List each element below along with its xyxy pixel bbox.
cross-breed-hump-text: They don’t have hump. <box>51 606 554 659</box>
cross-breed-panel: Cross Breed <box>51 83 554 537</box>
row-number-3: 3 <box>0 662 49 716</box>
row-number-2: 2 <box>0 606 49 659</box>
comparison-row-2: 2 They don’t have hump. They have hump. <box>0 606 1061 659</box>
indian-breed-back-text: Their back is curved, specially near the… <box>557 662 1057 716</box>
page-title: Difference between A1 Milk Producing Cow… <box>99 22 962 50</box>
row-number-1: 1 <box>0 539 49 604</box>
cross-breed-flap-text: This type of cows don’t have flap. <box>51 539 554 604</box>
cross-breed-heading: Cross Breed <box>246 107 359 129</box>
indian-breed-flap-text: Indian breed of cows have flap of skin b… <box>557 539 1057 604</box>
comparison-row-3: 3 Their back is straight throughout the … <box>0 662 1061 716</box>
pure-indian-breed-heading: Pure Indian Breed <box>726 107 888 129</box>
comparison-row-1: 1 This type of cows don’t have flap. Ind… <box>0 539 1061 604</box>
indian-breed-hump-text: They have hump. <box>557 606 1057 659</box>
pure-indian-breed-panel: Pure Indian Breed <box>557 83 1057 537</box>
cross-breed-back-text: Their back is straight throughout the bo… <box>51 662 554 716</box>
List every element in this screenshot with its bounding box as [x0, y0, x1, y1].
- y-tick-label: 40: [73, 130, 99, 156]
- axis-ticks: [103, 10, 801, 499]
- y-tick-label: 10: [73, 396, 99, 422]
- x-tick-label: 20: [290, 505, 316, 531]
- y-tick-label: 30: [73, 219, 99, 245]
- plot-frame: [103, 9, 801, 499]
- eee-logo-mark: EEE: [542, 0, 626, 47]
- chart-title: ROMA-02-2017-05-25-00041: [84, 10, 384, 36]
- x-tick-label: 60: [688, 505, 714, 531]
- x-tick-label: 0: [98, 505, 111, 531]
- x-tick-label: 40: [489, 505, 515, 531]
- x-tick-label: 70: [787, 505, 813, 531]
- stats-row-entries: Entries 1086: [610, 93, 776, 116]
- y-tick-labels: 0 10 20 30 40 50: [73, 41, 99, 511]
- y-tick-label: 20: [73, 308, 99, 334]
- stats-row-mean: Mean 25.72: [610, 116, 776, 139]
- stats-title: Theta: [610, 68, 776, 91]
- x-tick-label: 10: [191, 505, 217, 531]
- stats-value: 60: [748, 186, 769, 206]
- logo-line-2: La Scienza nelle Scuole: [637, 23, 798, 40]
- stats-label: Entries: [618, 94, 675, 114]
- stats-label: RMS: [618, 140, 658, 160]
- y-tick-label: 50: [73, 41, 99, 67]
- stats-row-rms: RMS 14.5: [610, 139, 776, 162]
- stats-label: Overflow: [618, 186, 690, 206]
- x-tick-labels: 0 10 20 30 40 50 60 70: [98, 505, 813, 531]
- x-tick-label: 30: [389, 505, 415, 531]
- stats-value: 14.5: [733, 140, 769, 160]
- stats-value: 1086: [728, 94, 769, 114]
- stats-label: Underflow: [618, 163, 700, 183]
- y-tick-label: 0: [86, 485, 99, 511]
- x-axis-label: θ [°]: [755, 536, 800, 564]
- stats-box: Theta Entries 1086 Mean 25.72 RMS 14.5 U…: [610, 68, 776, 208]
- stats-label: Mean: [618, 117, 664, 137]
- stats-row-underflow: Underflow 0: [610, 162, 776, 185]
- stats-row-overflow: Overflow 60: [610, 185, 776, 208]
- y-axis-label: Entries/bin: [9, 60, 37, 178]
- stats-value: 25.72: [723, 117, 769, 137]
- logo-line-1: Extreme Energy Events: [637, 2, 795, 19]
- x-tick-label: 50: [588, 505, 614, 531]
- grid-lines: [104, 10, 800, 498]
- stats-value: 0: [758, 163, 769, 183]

**Written request**.
Copy every line of the records above, character for character, from the first line to the last.

**Answer to the task**.
List each element below along with its xyxy pixel bbox.
cross-breed-hump-text: They don’t have hump. <box>51 606 554 659</box>
cross-breed-panel: Cross Breed <box>51 83 554 537</box>
row-number-3: 3 <box>0 662 49 716</box>
row-number-2: 2 <box>0 606 49 659</box>
comparison-row-2: 2 They don’t have hump. They have hump. <box>0 606 1061 659</box>
indian-breed-back-text: Their back is curved, specially near the… <box>557 662 1057 716</box>
page-title: Difference between A1 Milk Producing Cow… <box>99 22 962 50</box>
row-number-1: 1 <box>0 539 49 604</box>
cross-breed-flap-text: This type of cows don’t have flap. <box>51 539 554 604</box>
cross-breed-heading: Cross Breed <box>246 107 359 129</box>
indian-breed-flap-text: Indian breed of cows have flap of skin b… <box>557 539 1057 604</box>
comparison-row-3: 3 Their back is straight throughout the … <box>0 662 1061 716</box>
pure-indian-breed-heading: Pure Indian Breed <box>726 107 888 129</box>
comparison-row-1: 1 This type of cows don’t have flap. Ind… <box>0 539 1061 604</box>
indian-breed-hump-text: They have hump. <box>557 606 1057 659</box>
pure-indian-breed-panel: Pure Indian Breed <box>557 83 1057 537</box>
cross-breed-back-text: Their back is straight throughout the bo… <box>51 662 554 716</box>
List every element in this screenshot with its bounding box as [x0, y0, x1, y1].
- y-tick-label: 40: [73, 130, 99, 156]
- axis-ticks: [103, 10, 801, 499]
- y-tick-label: 10: [73, 396, 99, 422]
- x-tick-label: 20: [290, 505, 316, 531]
- y-tick-label: 30: [73, 219, 99, 245]
- plot-frame: [103, 9, 801, 499]
- eee-logo-mark: EEE: [542, 0, 626, 47]
- chart-title: ROMA-02-2017-05-25-00041: [84, 10, 384, 36]
- x-tick-label: 60: [688, 505, 714, 531]
- x-tick-label: 0: [98, 505, 111, 531]
- x-tick-label: 40: [489, 505, 515, 531]
- x-tick-label: 70: [787, 505, 813, 531]
- stats-row-entries: Entries 1086: [610, 93, 776, 116]
- y-tick-labels: 0 10 20 30 40 50: [73, 41, 99, 511]
- y-tick-label: 20: [73, 308, 99, 334]
- stats-row-mean: Mean 25.72: [610, 116, 776, 139]
- stats-title: Theta: [610, 68, 776, 91]
- x-tick-label: 10: [191, 505, 217, 531]
- stats-value: 60: [748, 186, 769, 206]
- logo-line-2: La Scienza nelle Scuole: [637, 23, 798, 40]
- stats-label: Entries: [618, 94, 675, 114]
- stats-label: RMS: [618, 140, 658, 160]
- y-tick-label: 50: [73, 41, 99, 67]
- stats-row-rms: RMS 14.5: [610, 139, 776, 162]
- stats-label: Overflow: [618, 186, 690, 206]
- x-tick-labels: 0 10 20 30 40 50 60 70: [98, 505, 813, 531]
- x-tick-label: 30: [389, 505, 415, 531]
- stats-value: 14.5: [733, 140, 769, 160]
- stats-value: 1086: [728, 94, 769, 114]
- stats-label: Underflow: [618, 163, 700, 183]
- y-tick-label: 0: [86, 485, 99, 511]
- x-axis-label: θ [°]: [755, 536, 800, 564]
- stats-box: Theta Entries 1086 Mean 25.72 RMS 14.5 U…: [610, 68, 776, 208]
- stats-label: Mean: [618, 117, 664, 137]
- stats-row-underflow: Underflow 0: [610, 162, 776, 185]
- stats-row-overflow: Overflow 60: [610, 185, 776, 208]
- y-axis-label: Entries/bin: [9, 60, 37, 178]
- stats-value: 25.72: [723, 117, 769, 137]
- logo-line-1: Extreme Energy Events: [637, 2, 795, 19]
- x-tick-label: 50: [588, 505, 614, 531]
- grid-lines: [104, 10, 800, 498]
- stats-value: 0: [758, 163, 769, 183]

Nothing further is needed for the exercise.